▽

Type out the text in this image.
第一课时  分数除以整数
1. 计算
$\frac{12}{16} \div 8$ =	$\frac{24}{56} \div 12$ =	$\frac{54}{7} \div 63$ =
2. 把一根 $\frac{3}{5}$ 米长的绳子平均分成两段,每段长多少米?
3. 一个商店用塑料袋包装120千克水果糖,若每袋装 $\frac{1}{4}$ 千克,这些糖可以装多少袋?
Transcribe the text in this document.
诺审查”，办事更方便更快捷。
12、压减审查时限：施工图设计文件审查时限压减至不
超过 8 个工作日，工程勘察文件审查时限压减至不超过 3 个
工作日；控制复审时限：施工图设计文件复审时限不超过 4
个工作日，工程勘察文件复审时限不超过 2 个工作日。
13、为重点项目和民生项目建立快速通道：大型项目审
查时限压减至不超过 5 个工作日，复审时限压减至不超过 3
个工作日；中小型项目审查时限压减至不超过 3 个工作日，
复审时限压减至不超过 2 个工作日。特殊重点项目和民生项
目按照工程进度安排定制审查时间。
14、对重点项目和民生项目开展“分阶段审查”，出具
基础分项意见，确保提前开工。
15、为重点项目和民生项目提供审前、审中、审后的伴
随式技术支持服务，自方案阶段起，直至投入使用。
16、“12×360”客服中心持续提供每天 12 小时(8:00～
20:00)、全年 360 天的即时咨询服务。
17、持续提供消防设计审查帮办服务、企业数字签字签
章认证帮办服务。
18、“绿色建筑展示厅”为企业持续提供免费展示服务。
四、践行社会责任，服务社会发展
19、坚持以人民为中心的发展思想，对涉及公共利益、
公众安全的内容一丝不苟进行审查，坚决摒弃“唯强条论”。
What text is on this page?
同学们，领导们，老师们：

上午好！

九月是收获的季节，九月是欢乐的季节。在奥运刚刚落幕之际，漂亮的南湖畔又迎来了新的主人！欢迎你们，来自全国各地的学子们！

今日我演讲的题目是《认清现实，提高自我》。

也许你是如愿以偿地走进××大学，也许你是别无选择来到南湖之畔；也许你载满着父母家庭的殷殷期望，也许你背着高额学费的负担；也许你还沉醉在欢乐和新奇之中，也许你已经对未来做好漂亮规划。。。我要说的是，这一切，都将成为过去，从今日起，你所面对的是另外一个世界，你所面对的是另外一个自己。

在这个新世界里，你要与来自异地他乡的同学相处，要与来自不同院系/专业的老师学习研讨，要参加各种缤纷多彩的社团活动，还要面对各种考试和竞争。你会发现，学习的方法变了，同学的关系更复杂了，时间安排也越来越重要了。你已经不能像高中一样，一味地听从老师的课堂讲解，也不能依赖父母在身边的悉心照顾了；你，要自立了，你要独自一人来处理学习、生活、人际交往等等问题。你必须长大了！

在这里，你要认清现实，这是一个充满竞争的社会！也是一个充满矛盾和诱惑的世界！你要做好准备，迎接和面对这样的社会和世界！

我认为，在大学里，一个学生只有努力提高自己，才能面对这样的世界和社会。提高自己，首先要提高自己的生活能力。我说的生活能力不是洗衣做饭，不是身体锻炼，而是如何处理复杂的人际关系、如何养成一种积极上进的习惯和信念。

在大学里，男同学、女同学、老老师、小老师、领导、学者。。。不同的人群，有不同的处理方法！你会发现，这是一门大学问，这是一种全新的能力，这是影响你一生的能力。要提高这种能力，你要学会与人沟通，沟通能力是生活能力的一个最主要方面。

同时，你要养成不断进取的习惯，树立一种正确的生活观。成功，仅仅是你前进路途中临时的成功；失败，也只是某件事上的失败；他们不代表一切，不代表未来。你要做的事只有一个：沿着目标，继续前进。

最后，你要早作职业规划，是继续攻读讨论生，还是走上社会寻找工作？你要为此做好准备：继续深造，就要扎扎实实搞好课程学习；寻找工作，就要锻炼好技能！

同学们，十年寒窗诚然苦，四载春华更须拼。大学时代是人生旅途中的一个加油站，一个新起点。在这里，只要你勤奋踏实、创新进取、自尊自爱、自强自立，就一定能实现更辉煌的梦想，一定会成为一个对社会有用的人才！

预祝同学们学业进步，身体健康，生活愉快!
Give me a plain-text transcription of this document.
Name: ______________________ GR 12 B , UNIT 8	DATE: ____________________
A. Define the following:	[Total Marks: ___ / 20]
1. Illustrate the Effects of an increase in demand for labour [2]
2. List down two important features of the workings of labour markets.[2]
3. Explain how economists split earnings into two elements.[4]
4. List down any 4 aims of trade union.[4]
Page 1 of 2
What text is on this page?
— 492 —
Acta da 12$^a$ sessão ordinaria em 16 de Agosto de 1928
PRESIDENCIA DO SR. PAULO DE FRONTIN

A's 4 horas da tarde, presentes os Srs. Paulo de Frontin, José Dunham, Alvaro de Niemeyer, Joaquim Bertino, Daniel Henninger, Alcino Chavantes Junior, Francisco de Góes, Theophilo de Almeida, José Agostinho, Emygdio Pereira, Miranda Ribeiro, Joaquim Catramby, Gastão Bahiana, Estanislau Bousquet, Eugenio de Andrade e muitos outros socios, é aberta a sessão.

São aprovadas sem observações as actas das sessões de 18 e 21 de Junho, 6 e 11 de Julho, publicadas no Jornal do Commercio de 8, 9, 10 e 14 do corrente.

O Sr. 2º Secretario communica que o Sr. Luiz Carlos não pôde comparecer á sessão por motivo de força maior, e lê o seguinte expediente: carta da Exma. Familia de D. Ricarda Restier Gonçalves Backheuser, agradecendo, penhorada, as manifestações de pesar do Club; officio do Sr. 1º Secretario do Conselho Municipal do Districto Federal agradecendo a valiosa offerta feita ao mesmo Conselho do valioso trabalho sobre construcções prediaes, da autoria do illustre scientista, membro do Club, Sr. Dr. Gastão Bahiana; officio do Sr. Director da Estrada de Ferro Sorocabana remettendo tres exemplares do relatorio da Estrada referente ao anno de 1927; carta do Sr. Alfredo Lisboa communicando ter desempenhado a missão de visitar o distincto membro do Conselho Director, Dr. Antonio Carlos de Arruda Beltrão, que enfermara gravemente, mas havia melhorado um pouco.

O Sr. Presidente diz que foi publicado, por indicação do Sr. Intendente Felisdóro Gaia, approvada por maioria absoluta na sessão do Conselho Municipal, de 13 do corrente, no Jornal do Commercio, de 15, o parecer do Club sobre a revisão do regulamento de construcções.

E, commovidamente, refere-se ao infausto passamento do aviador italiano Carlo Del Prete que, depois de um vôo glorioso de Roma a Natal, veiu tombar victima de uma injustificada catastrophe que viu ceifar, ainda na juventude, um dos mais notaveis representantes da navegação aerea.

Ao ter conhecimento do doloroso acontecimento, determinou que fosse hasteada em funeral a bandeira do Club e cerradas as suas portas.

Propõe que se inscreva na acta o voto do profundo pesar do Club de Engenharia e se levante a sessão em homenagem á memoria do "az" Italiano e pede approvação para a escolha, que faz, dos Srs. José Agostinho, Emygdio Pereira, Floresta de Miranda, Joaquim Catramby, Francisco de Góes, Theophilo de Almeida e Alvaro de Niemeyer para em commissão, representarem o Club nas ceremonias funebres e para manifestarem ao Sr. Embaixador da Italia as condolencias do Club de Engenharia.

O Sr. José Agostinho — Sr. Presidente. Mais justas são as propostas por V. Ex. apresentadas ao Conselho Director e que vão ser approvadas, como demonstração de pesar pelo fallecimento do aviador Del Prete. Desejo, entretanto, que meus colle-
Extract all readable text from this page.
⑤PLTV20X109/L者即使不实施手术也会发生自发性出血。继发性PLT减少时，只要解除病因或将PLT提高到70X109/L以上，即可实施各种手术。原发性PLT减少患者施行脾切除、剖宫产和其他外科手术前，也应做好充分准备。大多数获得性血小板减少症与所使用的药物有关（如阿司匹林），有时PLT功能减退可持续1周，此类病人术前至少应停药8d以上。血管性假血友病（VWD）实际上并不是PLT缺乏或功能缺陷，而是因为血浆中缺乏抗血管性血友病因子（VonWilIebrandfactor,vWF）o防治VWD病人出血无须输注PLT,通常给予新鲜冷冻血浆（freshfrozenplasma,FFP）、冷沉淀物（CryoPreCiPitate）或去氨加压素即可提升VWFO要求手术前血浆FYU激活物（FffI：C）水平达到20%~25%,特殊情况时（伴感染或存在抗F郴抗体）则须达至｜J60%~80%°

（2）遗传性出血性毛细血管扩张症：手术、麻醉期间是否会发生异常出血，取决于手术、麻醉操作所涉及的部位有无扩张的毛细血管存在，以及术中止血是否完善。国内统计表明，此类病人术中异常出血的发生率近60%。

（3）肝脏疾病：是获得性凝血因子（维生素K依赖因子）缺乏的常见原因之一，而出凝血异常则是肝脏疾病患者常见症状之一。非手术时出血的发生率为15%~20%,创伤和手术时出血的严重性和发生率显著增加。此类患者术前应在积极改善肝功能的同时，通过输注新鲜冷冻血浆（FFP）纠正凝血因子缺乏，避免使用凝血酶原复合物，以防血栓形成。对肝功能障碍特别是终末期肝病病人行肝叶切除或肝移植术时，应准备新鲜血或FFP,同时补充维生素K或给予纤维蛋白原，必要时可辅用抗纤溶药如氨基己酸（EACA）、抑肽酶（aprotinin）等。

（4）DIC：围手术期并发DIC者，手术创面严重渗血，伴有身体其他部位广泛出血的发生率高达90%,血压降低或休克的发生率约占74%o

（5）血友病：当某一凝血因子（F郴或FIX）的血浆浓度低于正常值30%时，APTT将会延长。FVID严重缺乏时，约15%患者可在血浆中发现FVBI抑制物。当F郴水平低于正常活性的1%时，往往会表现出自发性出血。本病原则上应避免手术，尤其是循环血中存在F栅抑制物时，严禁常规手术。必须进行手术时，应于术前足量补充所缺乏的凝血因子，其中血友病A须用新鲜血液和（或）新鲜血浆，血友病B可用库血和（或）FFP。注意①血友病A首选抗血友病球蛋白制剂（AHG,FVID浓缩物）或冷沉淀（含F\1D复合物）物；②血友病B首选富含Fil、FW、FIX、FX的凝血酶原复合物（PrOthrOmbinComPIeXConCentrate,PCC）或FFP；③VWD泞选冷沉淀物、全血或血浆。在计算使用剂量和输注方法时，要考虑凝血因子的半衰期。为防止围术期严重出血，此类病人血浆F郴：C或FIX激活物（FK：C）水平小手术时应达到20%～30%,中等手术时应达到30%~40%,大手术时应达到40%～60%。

△

** Directions for this task **
Write out every line from the entries where "frac" appears.

** Written response **
$\frac{12}{16} \div 8$ =	$\frac{24}{56} \div 12$ =	$\frac{54}{7} \div 63$ =
2. 把一根 $\frac{3}{5}$ 米长的绳子平均分成两段,每段长多少米?
3. 一个商店用塑料袋包装120千克水果糖,若每袋装 $\frac{1}{4}$ 千克,这些糖可以装多少袋?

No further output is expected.